GIVEN EXERCISE:
Pictures stay out of your copy, but everything else in the records below must be repeated exactly.

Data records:

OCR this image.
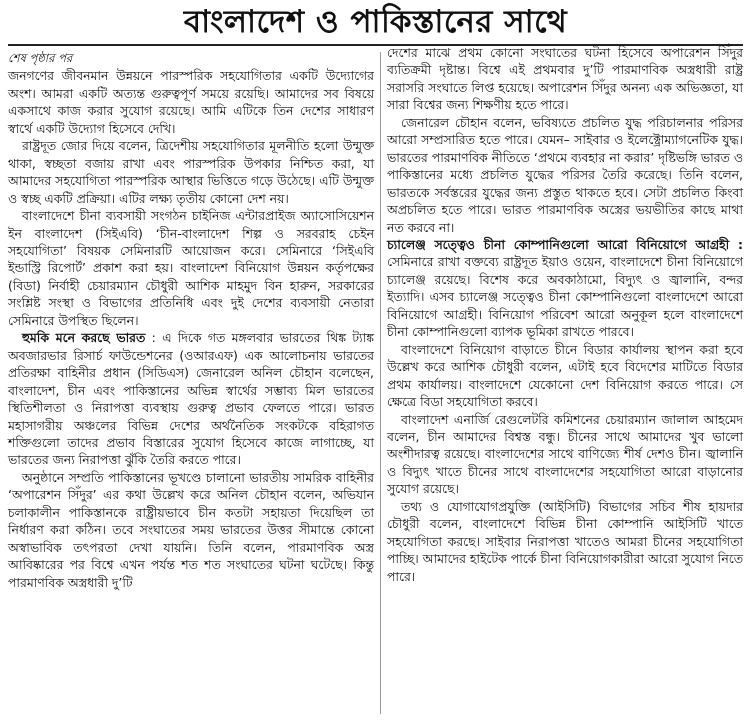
বাংলাদেশ ও পাকিস্তানের সাথে

শেষ পৃষ্ঠার পর

জনগণের জীবনমান উন্নয়নে পারস্পরিক সহযোগিতার একটি উদ্যোগের অংশ। আমরা একটি অত্যন্ত গুরুত্বপূর্ণ সময়ে রয়েছি। আমাদের সব বিষয়ে একসাথে কাজ করার সুযোগ রয়েছে। আমি এটিকে তিন দেশের সাধারণ স্বার্থে একটি উদ্যোগ হিসেবে দেখি।

রাষ্ট্রদূত জোর দিয়ে বলেন, ত্রিদেশীয় সহযোগিতার মূলনীতি হলো উন্মুক্ত থাকা, স্বচ্ছতা বজায় রাখা এবং পারস্পরিক উপকার নিশ্চিত করা, যা আমাদের সহযোগিতা পারস্পরিক আস্থার ভিত্তিতে গড়ে উঠেছে। এটি উন্মুক্ত ও স্বচ্ছ একটি প্রক্রিয়া। এটির লক্ষ্য তৃতীয় কোনো দেশ নয়।

বাংলাদেশে চীনা ব্যবসায়ী সংগঠন চাইনিজ এন্টারপ্রাইজ অ্যাসোসিয়েশন ইন বাংলাদেশ (সিইএবি) ‘চীন-বাংলাদেশ শিল্প ও সরবরাহ চেইন সহযোগিতা’ বিষয়ক সেমিনারটি আয়োজন করে। সেমিনারে ‘সিইএবি ইন্ডাস্ট্রি রিপোর্ট’ প্রকাশ করা হয়। বাংলাদেশ বিনিয়োগ উন্নয়ন কর্তৃপক্ষের (বিডা) নির্বাহী চেয়ারম্যান চৌধুরী আশিক মাহমুদ বিন হারুন, সরকারের সংশ্লিষ্ট সংস্থা ও বিভাগের প্রতিনিধি এবং দুই দেশের ব্যবসায়ী নেতারা সেমিনারে উপস্থিত ছিলেন।

হুমকি মনে করছে ভারত : এ দিকে গত মঙ্গলবার ভারতের থিঙ্ক ট্যাঙ্ক অবজারভার রিসার্চ ফাউন্ডেশনের (ওআরএফ) এক আলোচনায় ভারতের প্রতিরক্ষা বাহিনীর প্রধান (সিডিএস) জেনারেল অনিল চৌহান বলেছেন, বাংলাদেশ, চীন এবং পাকিস্তানের অভিন্ন স্বার্থের সম্ভাব্য মিল ভারতের স্থিতিশীলতা ও নিরাপত্তা ব্যবস্থায় গুরুত্ব প্রভাব ফেলতে পারে। ভারত মহাসাগরীয় অঞ্চলের বিভিন্ন দেশের অর্থনৈতিক সংকটকে বহিরাগত শক্তিগুলো তাদের প্রভাব বিস্তারের সুযোগ হিসেবে কাজে লাগাচ্ছে, যা ভারতের জন্য নিরাপত্তা ঝুঁকি তৈরি করতে পারে।

অনুষ্ঠানে সম্প্রতি পাকিস্তানের ভূখণ্ডে চালানো ভারতীয় সামরিক বাহিনীর ‘অপারেশন সিঁদুর’ এর কথা উল্লেখ করে অনিল চৌহান বলেন, অভিযান চলাকালীন পাকিস্তানকে রাষ্ট্রীয়ভাবে চীন কতটা সহায়তা দিয়েছিল তা নির্ধারণ করা কঠিন। তবে সংঘাতের সময় ভারতের উত্তর সীমান্তে কোনো অস্বাভাবিক তৎপরতা দেখা যায়নি। তিনি বলেন, পারমাণবিক অস্ত্র আবিষ্কারের পর বিশ্বে এখন পর্যন্ত শত শত সংঘাতের ঘটনা ঘটেছে। কিন্তু পারমাণবিক অস্ত্রধারী দু’টি

দেশের মাঝে প্রথম কোনো সংঘাতের ঘটনা হিসেবে অপারেশন সিঁদুর ব্যতিক্রমী দৃষ্টান্ত। বিশ্বে এই প্রথমবার দু’টি পারমাণবিক অস্ত্রধারী রাষ্ট্র সরাসরি সংঘাতে লিপ্ত হয়েছে। অপারেশন সিঁদুর অনন্য এক অভিজ্ঞতা, যা সারা বিশ্বের জন্য শিক্ষণীয় হতে পারে।

জেনারেল চৌহান বলেন, ভবিষ্যতে প্রচলিত যুদ্ধ পরিচালনার পরিসর আরো সম্প্রসারিত হতে পারে। যেমন– সাইবার ও ইলেক্ট্রোম্যাগনেটিক যুদ্ধ। ভারতের পারমাণবিক নীতিতে ‘প্রথমে ব্যবহার না করার’ দৃষ্টিভঙ্গি ভারত ও পাকিস্তানের মধ্যে প্রচলিত যুদ্ধের পরিসর তৈরি করেছে। তিনি বলেন, ভারতকে সর্বস্তরের যুদ্ধের জন্য প্রস্তুত থাকতে হবে। সেটা প্রচলিত কিংবা অপ্রচলিত হতে পারে। ভারত পারমাণবিক অস্ত্রের ভয়ভীতির কাছে মাথা নত করবে না।

চ্যালেঞ্জ সত্ত্বেও চীনা কোম্পানিগুলো আরো বিনিয়োগে আগ্রহী : সেমিনারে রাখা বক্তব্যে রাষ্ট্রদূত ইয়াও ওয়েন, বাংলাদেশে চীনা বিনিয়োগে চ্যালেঞ্জ রয়েছে। বিশেষ করে অবকাঠামো, বিদ্যুৎ ও জ্বালানি, বন্দর ইত্যাদি। এসব চ্যালেঞ্জ সত্ত্বেও চীনা কোম্পানিগুলো বাংলাদেশে আরো বিনিয়োগে আগ্রহী। বিনিয়োগ পরিবেশ আরো অনুকূল হলে বাংলাদেশে চীনা কোম্পানিগুলো ব্যাপক ভূমিকা রাখতে পারবে।

বাংলাদেশে বিনিয়োগ বাড়াতে চীনে বিডার কার্যালয় স্থাপন করা হবে উল্লেখ করে আশিক চৌধুরী বলেন, এটাই হবে বিদেশের মাটিতে বিডার প্রথম কার্যালয়। বাংলাদেশে যেকোনো দেশ বিনিয়োগ করতে পারে। সে ক্ষেত্রে বিডা সহযোগিতা করবে।

বাংলাদেশ এনার্জি রেগুলেটরি কমিশনের চেয়ারম্যান জালাল আহমেদ বলেন, চীন আমাদের বিশ্বস্ত বন্ধু। চীনের সাথে আমাদের খুব ভালো অংশীদারত্ব রয়েছে। বাংলাদেশের সাথে বাণিজ্যে শীর্ষ দেশও চীন। জ্বালানি ও বিদ্যুৎ খাতে চীনের সাথে বাংলাদেশের সহযোগিতা আরো বাড়ানোর সুযোগ রয়েছে।

তথ্য ও যোগাযোগপ্রযুক্তি (আইসিটি) বিভাগের সচিব শীষ হায়দার চৌধুরী বলেন, বাংলাদেশে বিভিন্ন চীনা কোম্পানি আইসিটি খাতে সহযোগিতা করছে। সাইবার নিরাপত্তা খাতেও আমরা চীনের সহযোগিতা পাচ্ছি। আমাদের হাইটেক পার্কে চীনা বিনিয়োগকারীরা আরো সুযোগ নিতে পারে।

WRITTEN SOLUTION:
OCR this image.
বাংলাদেশ ও পাকিস্তানের সাথে

শেষ পৃষ্ঠার পর

জনগণের জীবনমান উন্নয়নে পারস্পরিক সহযোগিতার একটি উদ্যোগের অংশ। আমরা একটি অত্যন্ত গুরুত্বপূর্ণ সময়ে রয়েছি। আমাদের সব বিষয়ে একসাথে কাজ করার সুযোগ রয়েছে। আমি এটিকে তিন দেশের সাধারণ স্বার্থে একটি উদ্যোগ হিসেবে দেখি।

রাষ্ট্রদূত জোর দিয়ে বলেন, ত্রিদেশীয় সহযোগিতার মূলনীতি হলো উন্মুক্ত থাকা, স্বচ্ছতা বজায় রাখা এবং পারস্পরিক উপকার নিশ্চিত করা, যা আমাদের সহযোগিতা পারস্পরিক আস্থার ভিত্তিতে গড়ে উঠেছে। এটি উন্মুক্ত ও স্বচ্ছ একটি প্রক্রিয়া। এটির লক্ষ্য তৃতীয় কোনো দেশ নয়।

বাংলাদেশে চীনা ব্যবসায়ী সংগঠন চাইনিজ এন্টারপ্রাইজ অ্যাসোসিয়েশন ইন বাংলাদেশ (সিইএবি) ‘চীন-বাংলাদেশ শিল্প ও সরবরাহ চেইন সহযোগিতা’ বিষয়ক সেমিনারটি আয়োজন করে। সেমিনারে ‘সিইএবি ইন্ডাস্ট্রি রিপোর্ট’ প্রকাশ করা হয়। বাংলাদেশ বিনিয়োগ উন্নয়ন কর্তৃপক্ষের (বিডা) নির্বাহী চেয়ারম্যান চৌধুরী আশিক মাহমুদ বিন হারুন, সরকারের সংশ্লিষ্ট সংস্থা ও বিভাগের প্রতিনিধি এবং দুই দেশের ব্যবসায়ী নেতারা সেমিনারে উপস্থিত ছিলেন।

হুমকি মনে করছে ভারত : এ দিকে গত মঙ্গলবার ভারতের থিঙ্ক ট্যাঙ্ক অবজারভার রিসার্চ ফাউন্ডেশনের (ওআরএফ) এক আলোচনায় ভারতের প্রতিরক্ষা বাহিনীর প্রধান (সিডিএস) জেনারেল অনিল চৌহান বলেছেন, বাংলাদেশ, চীন এবং পাকিস্তানের অভিন্ন স্বার্থের সম্ভাব্য মিল ভারতের স্থিতিশীলতা ও নিরাপত্তা ব্যবস্থায় গুরুত্ব প্রভাব ফেলতে পারে। ভারত মহাসাগরীয় অঞ্চলের বিভিন্ন দেশের অর্থনৈতিক সংকটকে বহিরাগত শক্তিগুলো তাদের প্রভাব বিস্তারের সুযোগ হিসেবে কাজে লাগাচ্ছে, যা ভারতের জন্য নিরাপত্তা ঝুঁকি তৈরি করতে পারে।

অনুষ্ঠানে সম্প্রতি পাকিস্তানের ভূখণ্ডে চালানো ভারতীয় সামরিক বাহিনীর ‘অপারেশন সিঁদুর’ এর কথা উল্লেখ করে অনিল চৌহান বলেন, অভিযান চলাকালীন পাকিস্তানকে রাষ্ট্রীয়ভাবে চীন কতটা সহায়তা দিয়েছিল তা নির্ধারণ করা কঠিন। তবে সংঘাতের সময় ভারতের উত্তর সীমান্তে কোনো অস্বাভাবিক তৎপরতা দেখা যায়নি। তিনি বলেন, পারমাণবিক অস্ত্র আবিষ্কারের পর বিশ্বে এখন পর্যন্ত শত শত সংঘাতের ঘটনা ঘটেছে। কিন্তু পারমাণবিক অস্ত্রধারী দু’টি

দেশের মাঝে প্রথম কোনো সংঘাতের ঘটনা হিসেবে অপারেশন সিঁদুর ব্যতিক্রমী দৃষ্টান্ত। বিশ্বে এই প্রথমবার দু’টি পারমাণবিক অস্ত্রধারী রাষ্ট্র সরাসরি সংঘাতে লিপ্ত হয়েছে। অপারেশন সিঁদুর অনন্য এক অভিজ্ঞতা, যা সারা বিশ্বের জন্য শিক্ষণীয় হতে পারে।

জেনারেল চৌহান বলেন, ভবিষ্যতে প্রচলিত যুদ্ধ পরিচালনার পরিসর আরো সম্প্রসারিত হতে পারে। যেমন– সাইবার ও ইলেক্ট্রোম্যাগনেটিক যুদ্ধ। ভারতের পারমাণবিক নীতিতে ‘প্রথমে ব্যবহার না করার’ দৃষ্টিভঙ্গি ভারত ও পাকিস্তানের মধ্যে প্রচলিত যুদ্ধের পরিসর তৈরি করেছে। তিনি বলেন, ভারতকে সর্বস্তরের যুদ্ধের জন্য প্রস্তুত থাকতে হবে। সেটা প্রচলিত কিংবা অপ্রচলিত হতে পারে। ভারত পারমাণবিক অস্ত্রের ভয়ভীতির কাছে মাথা নত করবে না।

চ্যালেঞ্জ সত্ত্বেও চীনা কোম্পানিগুলো আরো বিনিয়োগে আগ্রহী : সেমিনারে রাখা বক্তব্যে রাষ্ট্রদূত ইয়াও ওয়েন, বাংলাদেশে চীনা বিনিয়োগে চ্যালেঞ্জ রয়েছে। বিশেষ করে অবকাঠামো, বিদ্যুৎ ও জ্বালানি, বন্দর ইত্যাদি। এসব চ্যালেঞ্জ সত্ত্বেও চীনা কোম্পানিগুলো বাংলাদেশে আরো বিনিয়োগে আগ্রহী। বিনিয়োগ পরিবেশ আরো অনুকূল হলে বাংলাদেশে চীনা কোম্পানিগুলো ব্যাপক ভূমিকা রাখতে পারবে।

বাংলাদেশে বিনিয়োগ বাড়াতে চীনে বিডার কার্যালয় স্থাপন করা হবে উল্লেখ করে আশিক চৌধুরী বলেন, এটাই হবে বিদেশের মাটিতে বিডার প্রথম কার্যালয়। বাংলাদেশে যেকোনো দেশ বিনিয়োগ করতে পারে। সে ক্ষেত্রে বিডা সহযোগিতা করবে।

বাংলাদেশ এনার্জি রেগুলেটরি কমিশনের চেয়ারম্যান জালাল আহমেদ বলেন, চীন আমাদের বিশ্বস্ত বন্ধু। চীনের সাথে আমাদের খুব ভালো অংশীদারত্ব রয়েছে। বাংলাদেশের সাথে বাণিজ্যে শীর্ষ দেশও চীন। জ্বালানি ও বিদ্যুৎ খাতে চীনের সাথে বাংলাদেশের সহযোগিতা আরো বাড়ানোর সুযোগ রয়েছে।

তথ্য ও যোগাযোগপ্রযুক্তি (আইসিটি) বিভাগের সচিব শীষ হায়দার চৌধুরী বলেন, বাংলাদেশে বিভিন্ন চীনা কোম্পানি আইসিটি খাতে সহযোগিতা করছে। সাইবার নিরাপত্তা খাতেও আমরা চীনের সহযোগিতা পাচ্ছি। আমাদের হাইটেক পার্কে চীনা বিনিয়োগকারীরা আরো সুযোগ নিতে পারে।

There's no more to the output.